§ Exercise
Copy out, from the entries below, each line holding the string "Analysis".

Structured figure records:

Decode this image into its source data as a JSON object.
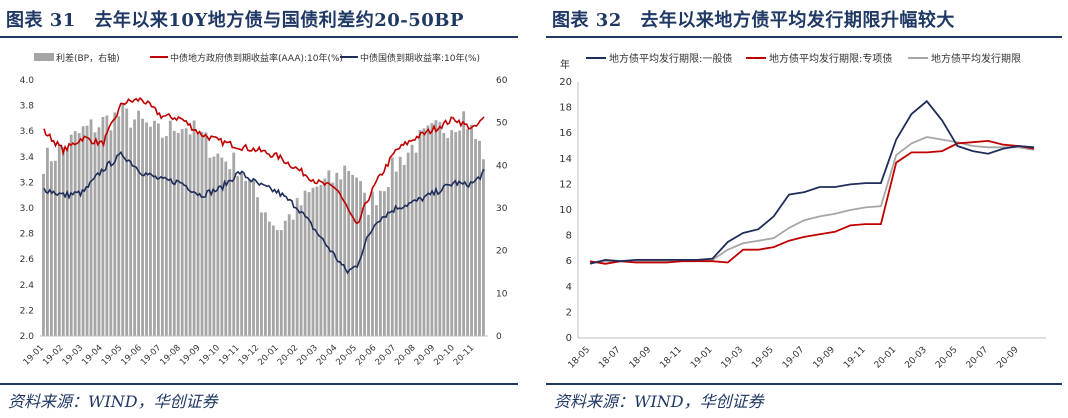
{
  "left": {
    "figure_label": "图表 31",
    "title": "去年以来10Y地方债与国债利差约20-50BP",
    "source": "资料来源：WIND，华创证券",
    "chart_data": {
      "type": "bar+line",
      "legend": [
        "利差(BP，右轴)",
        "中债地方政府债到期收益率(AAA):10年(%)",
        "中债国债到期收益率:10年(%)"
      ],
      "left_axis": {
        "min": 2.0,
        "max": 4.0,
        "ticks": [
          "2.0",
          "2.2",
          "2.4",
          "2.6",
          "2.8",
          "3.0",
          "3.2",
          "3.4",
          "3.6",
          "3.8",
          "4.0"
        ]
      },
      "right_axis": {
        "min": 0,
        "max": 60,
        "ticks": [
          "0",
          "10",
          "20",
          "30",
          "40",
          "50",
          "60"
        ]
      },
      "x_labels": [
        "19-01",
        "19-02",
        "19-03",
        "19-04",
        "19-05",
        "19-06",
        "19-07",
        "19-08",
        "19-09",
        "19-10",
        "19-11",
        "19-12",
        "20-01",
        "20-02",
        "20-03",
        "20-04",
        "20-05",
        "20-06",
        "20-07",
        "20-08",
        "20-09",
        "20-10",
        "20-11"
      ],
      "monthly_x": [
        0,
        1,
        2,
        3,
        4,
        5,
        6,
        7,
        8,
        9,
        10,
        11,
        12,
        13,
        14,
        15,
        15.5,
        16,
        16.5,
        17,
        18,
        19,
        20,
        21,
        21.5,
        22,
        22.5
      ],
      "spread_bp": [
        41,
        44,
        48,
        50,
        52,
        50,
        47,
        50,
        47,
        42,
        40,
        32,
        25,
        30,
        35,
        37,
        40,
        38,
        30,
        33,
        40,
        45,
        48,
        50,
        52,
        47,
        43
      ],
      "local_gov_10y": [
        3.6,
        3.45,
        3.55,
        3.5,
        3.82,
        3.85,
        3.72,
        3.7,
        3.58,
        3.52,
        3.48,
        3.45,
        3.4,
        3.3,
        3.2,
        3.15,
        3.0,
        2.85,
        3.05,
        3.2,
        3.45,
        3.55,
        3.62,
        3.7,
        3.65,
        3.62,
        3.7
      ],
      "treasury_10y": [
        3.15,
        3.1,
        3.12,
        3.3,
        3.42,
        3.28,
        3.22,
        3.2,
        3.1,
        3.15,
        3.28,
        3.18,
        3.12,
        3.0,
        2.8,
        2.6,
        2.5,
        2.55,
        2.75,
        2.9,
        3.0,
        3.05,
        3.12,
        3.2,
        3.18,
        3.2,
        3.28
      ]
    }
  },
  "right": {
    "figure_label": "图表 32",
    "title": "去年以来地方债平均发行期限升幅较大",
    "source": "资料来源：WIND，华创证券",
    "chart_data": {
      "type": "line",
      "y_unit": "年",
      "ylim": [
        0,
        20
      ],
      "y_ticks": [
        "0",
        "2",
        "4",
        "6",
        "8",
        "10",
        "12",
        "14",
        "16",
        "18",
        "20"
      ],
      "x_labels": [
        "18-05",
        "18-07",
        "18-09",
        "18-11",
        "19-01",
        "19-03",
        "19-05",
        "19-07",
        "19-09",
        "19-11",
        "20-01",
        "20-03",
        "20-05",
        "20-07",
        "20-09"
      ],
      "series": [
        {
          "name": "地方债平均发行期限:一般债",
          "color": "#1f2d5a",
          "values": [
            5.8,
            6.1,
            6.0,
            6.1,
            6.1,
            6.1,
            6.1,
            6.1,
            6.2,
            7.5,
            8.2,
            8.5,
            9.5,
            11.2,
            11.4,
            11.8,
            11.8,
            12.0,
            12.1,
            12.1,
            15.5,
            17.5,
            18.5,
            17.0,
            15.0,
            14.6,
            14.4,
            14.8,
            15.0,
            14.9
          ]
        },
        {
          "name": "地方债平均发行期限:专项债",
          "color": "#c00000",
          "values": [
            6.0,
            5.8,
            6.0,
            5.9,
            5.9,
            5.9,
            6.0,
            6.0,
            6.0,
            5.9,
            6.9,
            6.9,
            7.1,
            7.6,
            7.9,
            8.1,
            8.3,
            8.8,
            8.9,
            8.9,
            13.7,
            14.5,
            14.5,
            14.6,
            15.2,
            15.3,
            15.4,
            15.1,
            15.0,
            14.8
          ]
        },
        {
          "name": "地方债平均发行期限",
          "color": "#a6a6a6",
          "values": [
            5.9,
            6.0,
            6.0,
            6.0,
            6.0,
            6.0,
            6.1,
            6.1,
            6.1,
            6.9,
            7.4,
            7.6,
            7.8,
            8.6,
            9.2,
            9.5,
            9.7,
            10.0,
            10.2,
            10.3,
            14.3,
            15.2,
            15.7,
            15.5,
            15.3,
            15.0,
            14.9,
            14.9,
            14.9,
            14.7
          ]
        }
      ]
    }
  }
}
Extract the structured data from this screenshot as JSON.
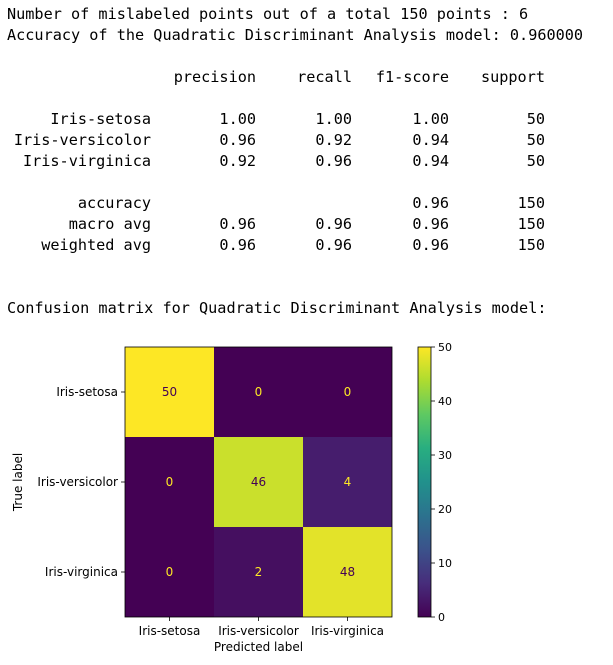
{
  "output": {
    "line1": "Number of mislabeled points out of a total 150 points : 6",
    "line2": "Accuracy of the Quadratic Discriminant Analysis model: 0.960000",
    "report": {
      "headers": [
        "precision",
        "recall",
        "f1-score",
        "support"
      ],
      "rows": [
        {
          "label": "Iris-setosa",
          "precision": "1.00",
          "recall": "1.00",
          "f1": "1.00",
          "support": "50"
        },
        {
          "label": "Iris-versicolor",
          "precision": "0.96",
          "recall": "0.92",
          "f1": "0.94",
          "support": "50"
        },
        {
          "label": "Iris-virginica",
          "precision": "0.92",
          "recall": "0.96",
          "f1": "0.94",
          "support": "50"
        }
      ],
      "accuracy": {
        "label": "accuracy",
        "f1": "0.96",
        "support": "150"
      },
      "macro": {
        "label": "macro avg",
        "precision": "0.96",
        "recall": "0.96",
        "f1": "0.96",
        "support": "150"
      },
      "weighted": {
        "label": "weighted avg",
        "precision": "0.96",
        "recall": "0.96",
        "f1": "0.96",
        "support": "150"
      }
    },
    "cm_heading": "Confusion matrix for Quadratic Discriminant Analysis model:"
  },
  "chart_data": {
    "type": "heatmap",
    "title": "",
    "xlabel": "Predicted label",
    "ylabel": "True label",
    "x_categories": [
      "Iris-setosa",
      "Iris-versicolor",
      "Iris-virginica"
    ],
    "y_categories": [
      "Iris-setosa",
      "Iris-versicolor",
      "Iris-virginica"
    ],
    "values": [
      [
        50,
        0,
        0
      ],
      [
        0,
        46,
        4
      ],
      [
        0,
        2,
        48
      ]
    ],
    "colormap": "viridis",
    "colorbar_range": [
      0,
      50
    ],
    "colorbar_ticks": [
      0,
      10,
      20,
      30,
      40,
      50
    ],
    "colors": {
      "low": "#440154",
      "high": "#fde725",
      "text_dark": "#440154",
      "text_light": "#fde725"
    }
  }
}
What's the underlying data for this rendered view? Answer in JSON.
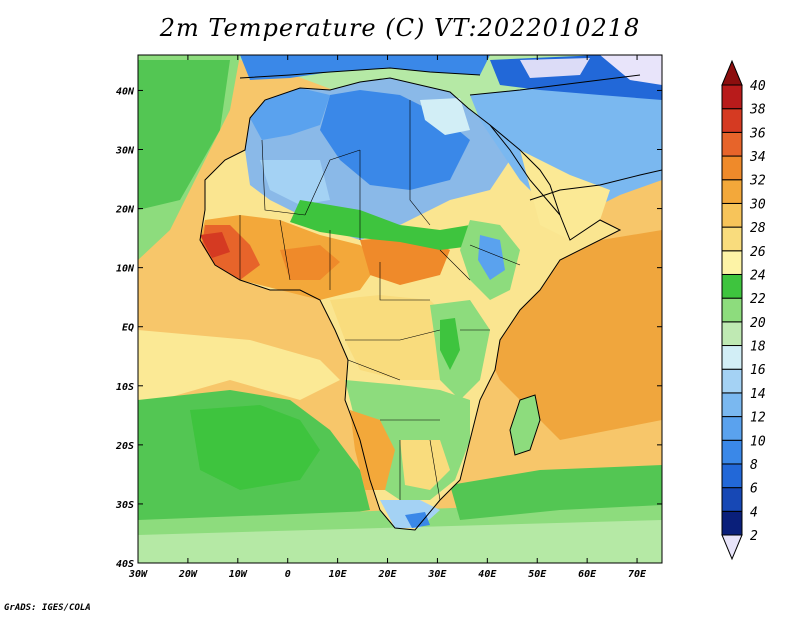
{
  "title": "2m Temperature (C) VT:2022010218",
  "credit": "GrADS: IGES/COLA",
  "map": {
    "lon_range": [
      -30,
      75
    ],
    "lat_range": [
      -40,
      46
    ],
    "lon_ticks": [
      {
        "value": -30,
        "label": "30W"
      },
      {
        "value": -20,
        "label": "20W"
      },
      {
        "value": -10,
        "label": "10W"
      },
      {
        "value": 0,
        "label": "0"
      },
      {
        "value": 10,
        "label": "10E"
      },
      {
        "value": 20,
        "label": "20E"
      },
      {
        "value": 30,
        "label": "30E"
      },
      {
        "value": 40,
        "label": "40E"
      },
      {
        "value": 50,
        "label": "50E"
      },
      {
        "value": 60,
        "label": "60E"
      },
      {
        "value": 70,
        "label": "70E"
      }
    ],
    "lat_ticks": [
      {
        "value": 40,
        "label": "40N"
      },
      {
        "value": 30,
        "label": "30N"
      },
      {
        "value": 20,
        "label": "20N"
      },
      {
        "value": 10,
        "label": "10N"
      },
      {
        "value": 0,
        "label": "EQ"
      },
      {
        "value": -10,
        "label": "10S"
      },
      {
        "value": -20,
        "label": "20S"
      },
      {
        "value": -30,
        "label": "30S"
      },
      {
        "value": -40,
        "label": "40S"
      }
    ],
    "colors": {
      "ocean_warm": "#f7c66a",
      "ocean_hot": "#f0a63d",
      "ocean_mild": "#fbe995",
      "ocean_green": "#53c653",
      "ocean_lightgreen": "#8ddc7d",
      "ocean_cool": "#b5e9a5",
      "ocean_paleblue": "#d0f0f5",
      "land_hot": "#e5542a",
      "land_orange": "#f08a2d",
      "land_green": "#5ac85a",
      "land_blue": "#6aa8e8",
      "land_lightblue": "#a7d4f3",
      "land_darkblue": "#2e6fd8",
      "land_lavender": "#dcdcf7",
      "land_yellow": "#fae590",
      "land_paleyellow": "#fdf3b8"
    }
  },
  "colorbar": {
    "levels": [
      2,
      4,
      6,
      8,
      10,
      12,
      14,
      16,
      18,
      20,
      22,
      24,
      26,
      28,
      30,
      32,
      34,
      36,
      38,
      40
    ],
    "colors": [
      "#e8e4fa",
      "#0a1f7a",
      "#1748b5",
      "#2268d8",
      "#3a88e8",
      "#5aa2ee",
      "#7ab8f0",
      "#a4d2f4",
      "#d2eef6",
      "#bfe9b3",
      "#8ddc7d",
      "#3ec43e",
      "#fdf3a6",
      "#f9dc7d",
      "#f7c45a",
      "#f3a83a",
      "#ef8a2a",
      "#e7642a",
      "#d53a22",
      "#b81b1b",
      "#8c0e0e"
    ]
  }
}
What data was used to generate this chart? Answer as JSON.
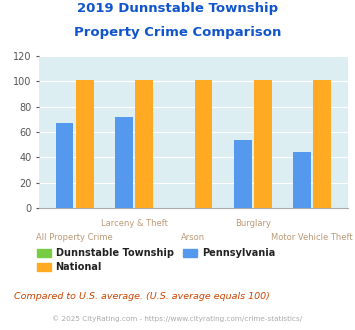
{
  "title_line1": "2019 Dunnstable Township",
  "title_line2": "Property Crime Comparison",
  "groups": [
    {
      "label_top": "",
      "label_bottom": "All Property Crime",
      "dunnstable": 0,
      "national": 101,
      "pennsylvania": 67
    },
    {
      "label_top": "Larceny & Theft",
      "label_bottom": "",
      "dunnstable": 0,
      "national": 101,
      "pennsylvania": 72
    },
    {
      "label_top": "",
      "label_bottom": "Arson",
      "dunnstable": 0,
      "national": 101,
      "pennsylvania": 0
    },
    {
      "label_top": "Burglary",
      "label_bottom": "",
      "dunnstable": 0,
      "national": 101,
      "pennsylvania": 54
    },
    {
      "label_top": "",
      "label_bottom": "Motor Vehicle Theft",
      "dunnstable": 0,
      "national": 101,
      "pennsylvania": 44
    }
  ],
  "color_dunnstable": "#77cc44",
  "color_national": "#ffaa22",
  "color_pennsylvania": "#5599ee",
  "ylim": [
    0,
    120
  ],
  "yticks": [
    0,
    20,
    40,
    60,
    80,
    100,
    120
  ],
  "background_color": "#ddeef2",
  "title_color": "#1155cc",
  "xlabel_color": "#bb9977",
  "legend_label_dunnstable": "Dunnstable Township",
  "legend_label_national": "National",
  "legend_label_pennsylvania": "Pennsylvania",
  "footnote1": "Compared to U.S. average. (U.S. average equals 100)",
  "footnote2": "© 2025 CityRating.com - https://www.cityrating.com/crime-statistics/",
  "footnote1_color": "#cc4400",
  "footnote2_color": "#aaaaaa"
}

§ Result
    "line2": "Accuracy of the Quadratic Discriminant Analysis model: 0.960000",
    "cm_heading": "Confusion matrix for Quadratic Discriminant Analysis model:"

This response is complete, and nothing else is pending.